The request: Your task is to print all of the data word for word.

Data provided:

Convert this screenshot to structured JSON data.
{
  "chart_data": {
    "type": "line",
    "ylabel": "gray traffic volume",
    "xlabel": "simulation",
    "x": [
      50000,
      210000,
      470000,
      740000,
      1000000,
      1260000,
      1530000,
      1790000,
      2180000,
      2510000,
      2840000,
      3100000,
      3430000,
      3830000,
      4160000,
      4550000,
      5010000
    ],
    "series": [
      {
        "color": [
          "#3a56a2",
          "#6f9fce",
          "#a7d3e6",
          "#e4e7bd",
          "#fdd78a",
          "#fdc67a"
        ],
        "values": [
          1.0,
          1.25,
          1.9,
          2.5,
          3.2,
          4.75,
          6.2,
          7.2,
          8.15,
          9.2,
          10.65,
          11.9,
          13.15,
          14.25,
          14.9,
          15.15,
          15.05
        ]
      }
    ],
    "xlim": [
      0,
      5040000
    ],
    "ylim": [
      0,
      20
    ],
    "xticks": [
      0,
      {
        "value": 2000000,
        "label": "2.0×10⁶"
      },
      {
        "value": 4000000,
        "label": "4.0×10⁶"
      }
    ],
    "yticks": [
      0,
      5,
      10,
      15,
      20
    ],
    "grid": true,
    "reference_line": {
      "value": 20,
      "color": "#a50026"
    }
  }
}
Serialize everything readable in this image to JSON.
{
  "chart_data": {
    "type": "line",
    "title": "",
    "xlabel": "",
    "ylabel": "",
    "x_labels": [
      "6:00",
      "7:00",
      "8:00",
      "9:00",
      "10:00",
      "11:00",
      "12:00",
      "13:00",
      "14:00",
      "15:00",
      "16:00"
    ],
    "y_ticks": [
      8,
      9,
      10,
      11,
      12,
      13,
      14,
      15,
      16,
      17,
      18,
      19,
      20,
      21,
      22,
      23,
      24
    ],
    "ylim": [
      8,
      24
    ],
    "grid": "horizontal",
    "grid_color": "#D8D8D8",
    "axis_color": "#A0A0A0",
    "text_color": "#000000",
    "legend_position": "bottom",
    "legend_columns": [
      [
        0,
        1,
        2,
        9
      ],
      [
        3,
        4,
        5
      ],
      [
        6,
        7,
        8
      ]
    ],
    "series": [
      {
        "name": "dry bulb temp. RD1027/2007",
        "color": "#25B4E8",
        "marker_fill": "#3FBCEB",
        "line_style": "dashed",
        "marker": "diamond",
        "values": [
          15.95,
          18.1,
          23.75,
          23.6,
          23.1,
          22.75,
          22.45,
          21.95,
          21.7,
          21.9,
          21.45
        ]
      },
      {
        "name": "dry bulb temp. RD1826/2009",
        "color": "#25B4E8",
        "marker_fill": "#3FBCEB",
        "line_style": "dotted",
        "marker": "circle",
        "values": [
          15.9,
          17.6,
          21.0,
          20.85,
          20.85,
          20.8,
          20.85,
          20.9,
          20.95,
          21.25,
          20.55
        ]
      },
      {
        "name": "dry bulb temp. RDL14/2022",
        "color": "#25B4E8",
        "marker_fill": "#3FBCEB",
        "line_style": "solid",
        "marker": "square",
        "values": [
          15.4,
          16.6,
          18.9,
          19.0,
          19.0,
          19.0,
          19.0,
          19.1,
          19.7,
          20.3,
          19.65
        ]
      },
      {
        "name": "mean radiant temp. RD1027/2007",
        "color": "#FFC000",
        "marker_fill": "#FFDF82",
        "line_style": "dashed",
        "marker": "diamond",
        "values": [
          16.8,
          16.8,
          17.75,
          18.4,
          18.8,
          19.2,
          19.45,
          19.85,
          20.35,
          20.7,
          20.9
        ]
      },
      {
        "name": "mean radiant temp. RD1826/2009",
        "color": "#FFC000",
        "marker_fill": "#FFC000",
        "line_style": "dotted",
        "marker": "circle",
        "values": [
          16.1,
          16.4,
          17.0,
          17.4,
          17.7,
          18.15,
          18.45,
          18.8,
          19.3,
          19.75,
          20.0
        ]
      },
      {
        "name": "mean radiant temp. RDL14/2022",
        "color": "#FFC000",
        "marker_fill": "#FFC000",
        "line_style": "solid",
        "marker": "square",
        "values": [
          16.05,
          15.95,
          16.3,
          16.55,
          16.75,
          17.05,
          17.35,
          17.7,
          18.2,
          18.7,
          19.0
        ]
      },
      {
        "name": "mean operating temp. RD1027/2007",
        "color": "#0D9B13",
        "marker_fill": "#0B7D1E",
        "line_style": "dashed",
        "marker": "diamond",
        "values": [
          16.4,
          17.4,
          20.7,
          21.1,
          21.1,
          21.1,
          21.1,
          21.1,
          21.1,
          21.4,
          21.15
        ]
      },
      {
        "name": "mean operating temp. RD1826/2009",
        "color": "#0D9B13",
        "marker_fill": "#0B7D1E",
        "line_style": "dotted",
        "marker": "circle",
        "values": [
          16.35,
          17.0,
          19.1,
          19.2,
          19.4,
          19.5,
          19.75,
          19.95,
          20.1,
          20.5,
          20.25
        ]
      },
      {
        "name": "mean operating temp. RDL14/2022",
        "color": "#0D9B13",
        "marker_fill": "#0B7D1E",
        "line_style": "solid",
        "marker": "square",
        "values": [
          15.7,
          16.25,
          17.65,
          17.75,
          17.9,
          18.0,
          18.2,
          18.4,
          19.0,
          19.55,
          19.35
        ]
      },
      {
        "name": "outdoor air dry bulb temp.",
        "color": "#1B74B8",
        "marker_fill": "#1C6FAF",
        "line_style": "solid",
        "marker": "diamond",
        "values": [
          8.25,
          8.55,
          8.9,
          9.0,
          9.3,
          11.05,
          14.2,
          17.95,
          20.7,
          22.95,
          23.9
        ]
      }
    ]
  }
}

Correct response:
Convert this screenshot to structured JSON data.
{
  "chart_data": {
    "type": "line",
    "ylabel": "gray traffic volume",
    "xlabel": "simulation",
    "x": [
      50000,
      210000,
      470000,
      740000,
      1000000,
      1260000,
      1530000,
      1790000,
      2180000,
      2510000,
      2840000,
      3100000,
      3430000,
      3830000,
      4160000,
      4550000,
      5010000
    ],
    "series": [
      {
        "color": [
          "#3a56a2",
          "#6f9fce",
          "#a7d3e6",
          "#e4e7bd",
          "#fdd78a",
          "#fdc67a"
        ],
        "values": [
          1.0,
          1.25,
          1.9,
          2.5,
          3.2,
          4.75,
          6.2,
          7.2,
          8.15,
          9.2,
          10.65,
          11.9,
          13.15,
          14.25,
          14.9,
          15.15,
          15.05
        ]
      }
    ],
    "xlim": [
      0,
      5040000
    ],
    "ylim": [
      0,
      20
    ],
    "xticks": [
      0,
      {
        "value": 2000000,
        "label": "2.0×10⁶"
      },
      {
        "value": 4000000,
        "label": "4.0×10⁶"
      }
    ],
    "yticks": [
      0,
      5,
      10,
      15,
      20
    ],
    "grid": true,
    "reference_line": {
      "value": 20,
      "color": "#a50026"
    }
  }
}
Serialize everything readable in this image to JSON.
{
  "chart_data": {
    "type": "line",
    "title": "",
    "xlabel": "",
    "ylabel": "",
    "x_labels": [
      "6:00",
      "7:00",
      "8:00",
      "9:00",
      "10:00",
      "11:00",
      "12:00",
      "13:00",
      "14:00",
      "15:00",
      "16:00"
    ],
    "y_ticks": [
      8,
      9,
      10,
      11,
      12,
      13,
      14,
      15,
      16,
      17,
      18,
      19,
      20,
      21,
      22,
      23,
      24
    ],
    "ylim": [
      8,
      24
    ],
    "grid": "horizontal",
    "grid_color": "#D8D8D8",
    "axis_color": "#A0A0A0",
    "text_color": "#000000",
    "legend_position": "bottom",
    "legend_columns": [
      [
        0,
        1,
        2,
        9
      ],
      [
        3,
        4,
        5
      ],
      [
        6,
        7,
        8
      ]
    ],
    "series": [
      {
        "name": "dry bulb temp. RD1027/2007",
        "color": "#25B4E8",
        "marker_fill": "#3FBCEB",
        "line_style": "dashed",
        "marker": "diamond",
        "values": [
          15.95,
          18.1,
          23.75,
          23.6,
          23.1,
          22.75,
          22.45,
          21.95,
          21.7,
          21.9,
          21.45
        ]
      },
      {
        "name": "dry bulb temp. RD1826/2009",
        "color": "#25B4E8",
        "marker_fill": "#3FBCEB",
        "line_style": "dotted",
        "marker": "circle",
        "values": [
          15.9,
          17.6,
          21.0,
          20.85,
          20.85,
          20.8,
          20.85,
          20.9,
          20.95,
          21.25,
          20.55
        ]
      },
      {
        "name": "dry bulb temp. RDL14/2022",
        "color": "#25B4E8",
        "marker_fill": "#3FBCEB",
        "line_style": "solid",
        "marker": "square",
        "values": [
          15.4,
          16.6,
          18.9,
          19.0,
          19.0,
          19.0,
          19.0,
          19.1,
          19.7,
          20.3,
          19.65
        ]
      },
      {
        "name": "mean radiant temp. RD1027/2007",
        "color": "#FFC000",
        "marker_fill": "#FFDF82",
        "line_style": "dashed",
        "marker": "diamond",
        "values": [
          16.8,
          16.8,
          17.75,
          18.4,
          18.8,
          19.2,
          19.45,
          19.85,
          20.35,
          20.7,
          20.9
        ]
      },
      {
        "name": "mean radiant temp. RD1826/2009",
        "color": "#FFC000",
        "marker_fill": "#FFC000",
        "line_style": "dotted",
        "marker": "circle",
        "values": [
          16.1,
          16.4,
          17.0,
          17.4,
          17.7,
          18.15,
          18.45,
          18.8,
          19.3,
          19.75,
          20.0
        ]
      },
      {
        "name": "mean radiant temp. RDL14/2022",
        "color": "#FFC000",
        "marker_fill": "#FFC000",
        "line_style": "solid",
        "marker": "square",
        "values": [
          16.05,
          15.95,
          16.3,
          16.55,
          16.75,
          17.05,
          17.35,
          17.7,
          18.2,
          18.7,
          19.0
        ]
      },
      {
        "name": "mean operating temp. RD1027/2007",
        "color": "#0D9B13",
        "marker_fill": "#0B7D1E",
        "line_style": "dashed",
        "marker": "diamond",
        "values": [
          16.4,
          17.4,
          20.7,
          21.1,
          21.1,
          21.1,
          21.1,
          21.1,
          21.1,
          21.4,
          21.15
        ]
      },
      {
        "name": "mean operating temp. RD1826/2009",
        "color": "#0D9B13",
        "marker_fill": "#0B7D1E",
        "line_style": "dotted",
        "marker": "circle",
        "values": [
          16.35,
          17.0,
          19.1,
          19.2,
          19.4,
          19.5,
          19.75,
          19.95,
          20.1,
          20.5,
          20.25
        ]
      },
      {
        "name": "mean operating temp. RDL14/2022",
        "color": "#0D9B13",
        "marker_fill": "#0B7D1E",
        "line_style": "solid",
        "marker": "square",
        "values": [
          15.7,
          16.25,
          17.65,
          17.75,
          17.9,
          18.0,
          18.2,
          18.4,
          19.0,
          19.55,
          19.35
        ]
      },
      {
        "name": "outdoor air dry bulb temp.",
        "color": "#1B74B8",
        "marker_fill": "#1C6FAF",
        "line_style": "solid",
        "marker": "diamond",
        "values": [
          8.25,
          8.55,
          8.9,
          9.0,
          9.3,
          11.05,
          14.2,
          17.95,
          20.7,
          22.95,
          23.9
        ]
      }
    ]
  }
}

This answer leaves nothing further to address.